- **Dataset items**:
......

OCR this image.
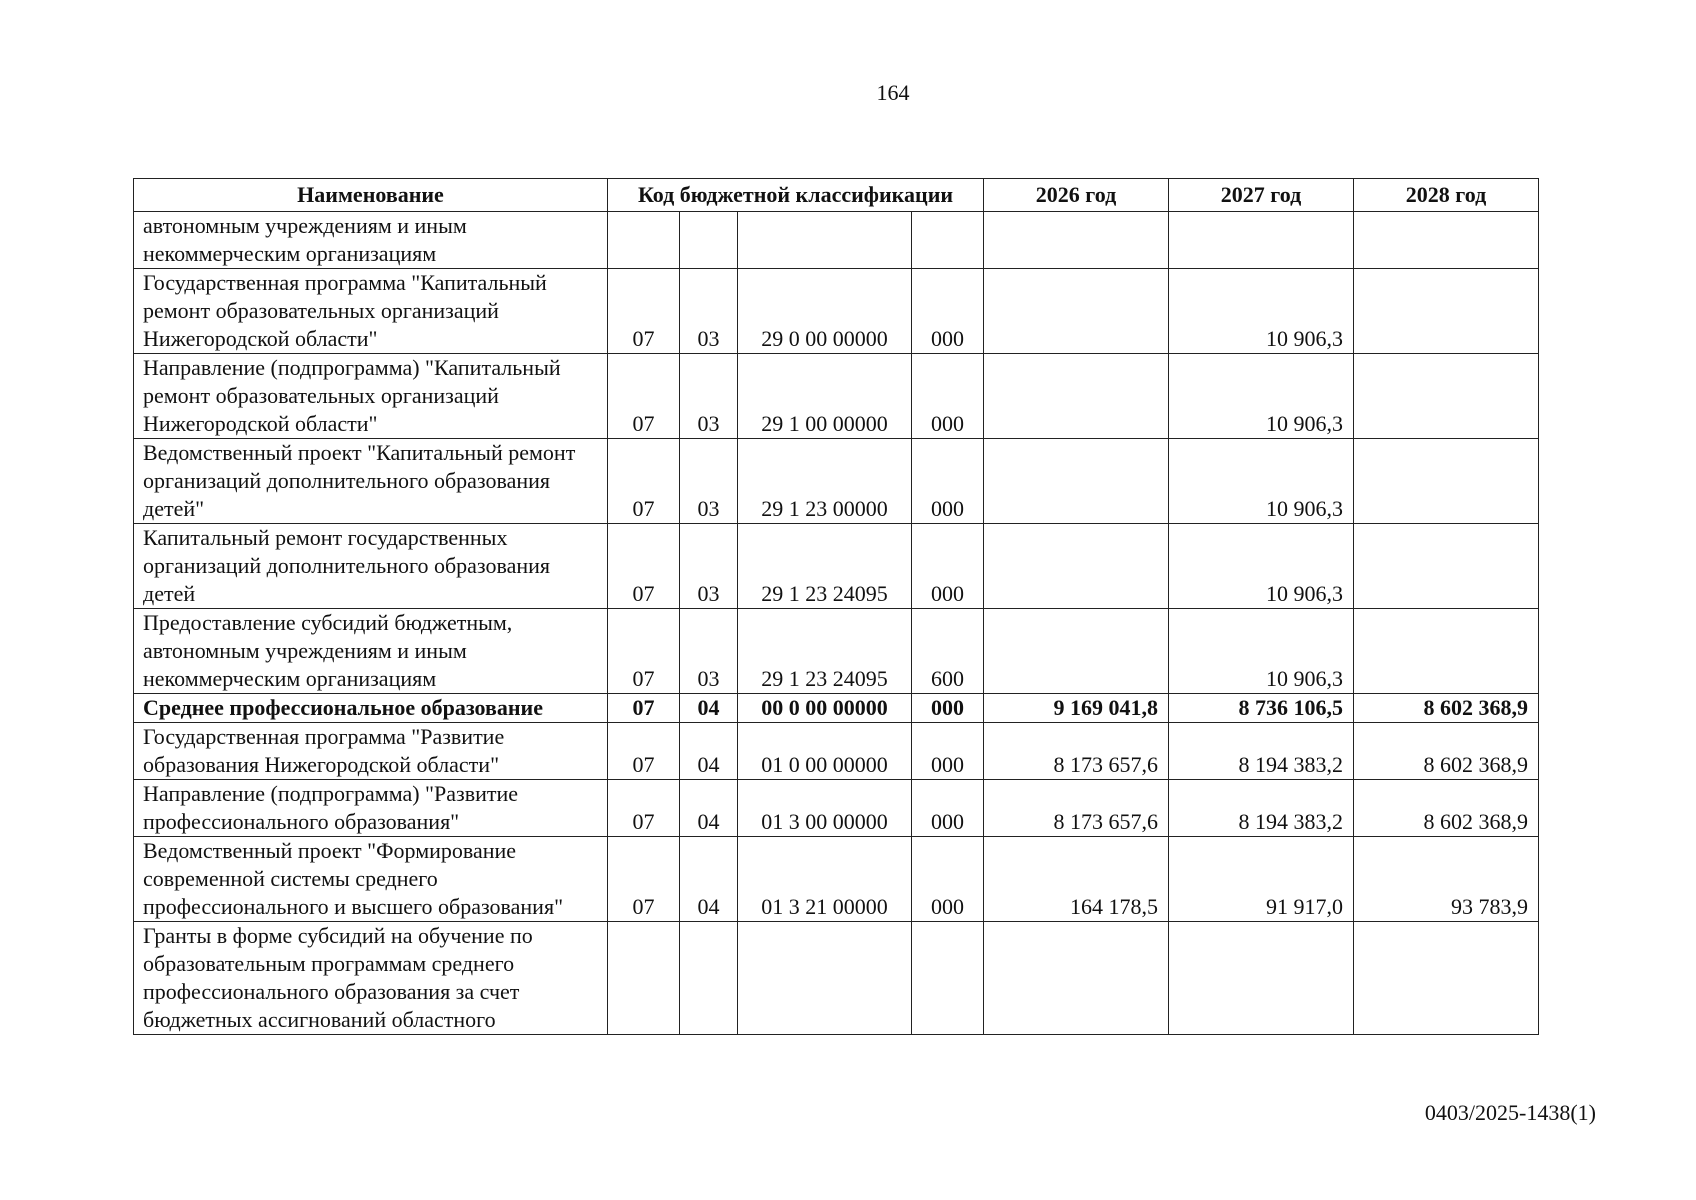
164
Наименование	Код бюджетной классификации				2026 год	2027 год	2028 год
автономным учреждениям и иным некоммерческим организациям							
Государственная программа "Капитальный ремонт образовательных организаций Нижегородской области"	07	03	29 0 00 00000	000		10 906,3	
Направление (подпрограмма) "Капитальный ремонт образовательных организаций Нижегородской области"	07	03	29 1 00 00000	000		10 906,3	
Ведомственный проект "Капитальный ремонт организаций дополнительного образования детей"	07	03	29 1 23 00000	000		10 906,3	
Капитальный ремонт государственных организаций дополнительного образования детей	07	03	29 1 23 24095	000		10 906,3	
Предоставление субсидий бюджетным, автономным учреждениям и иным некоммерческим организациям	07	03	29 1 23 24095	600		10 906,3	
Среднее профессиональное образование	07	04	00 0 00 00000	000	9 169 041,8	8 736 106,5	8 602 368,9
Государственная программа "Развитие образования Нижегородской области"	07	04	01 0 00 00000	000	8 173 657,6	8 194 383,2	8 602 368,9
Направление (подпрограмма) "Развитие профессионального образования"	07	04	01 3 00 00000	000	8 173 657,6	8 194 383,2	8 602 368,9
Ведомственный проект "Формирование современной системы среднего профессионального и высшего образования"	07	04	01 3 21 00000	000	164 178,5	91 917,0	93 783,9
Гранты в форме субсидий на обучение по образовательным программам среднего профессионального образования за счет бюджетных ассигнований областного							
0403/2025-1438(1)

......

- **Exercise aim**: Copy the data character for character, but drop all pictures from the copy.

- **The reply**:
OCR this image.
164
Наименование	Код бюджетной классификации				2026 год	2027 год	2028 год
автономным учреждениям и иным некоммерческим организациям							
Государственная программа "Капитальный ремонт образовательных организаций Нижегородской области"	07	03	29 0 00 00000	000		10 906,3	
Направление (подпрограмма) "Капитальный ремонт образовательных организаций Нижегородской области"	07	03	29 1 00 00000	000		10 906,3	
Ведомственный проект "Капитальный ремонт организаций дополнительного образования детей"	07	03	29 1 23 00000	000		10 906,3	
Капитальный ремонт государственных организаций дополнительного образования детей	07	03	29 1 23 24095	000		10 906,3	
Предоставление субсидий бюджетным, автономным учреждениям и иным некоммерческим организациям	07	03	29 1 23 24095	600		10 906,3	
Среднее профессиональное образование	07	04	00 0 00 00000	000	9 169 041,8	8 736 106,5	8 602 368,9
Государственная программа "Развитие образования Нижегородской области"	07	04	01 0 00 00000	000	8 173 657,6	8 194 383,2	8 602 368,9
Направление (подпрограмма) "Развитие профессионального образования"	07	04	01 3 00 00000	000	8 173 657,6	8 194 383,2	8 602 368,9
Ведомственный проект "Формирование современной системы среднего профессионального и высшего образования"	07	04	01 3 21 00000	000	164 178,5	91 917,0	93 783,9
Гранты в форме субсидий на обучение по образовательным программам среднего профессионального образования за счет бюджетных ассигнований областного							
0403/2025-1438(1)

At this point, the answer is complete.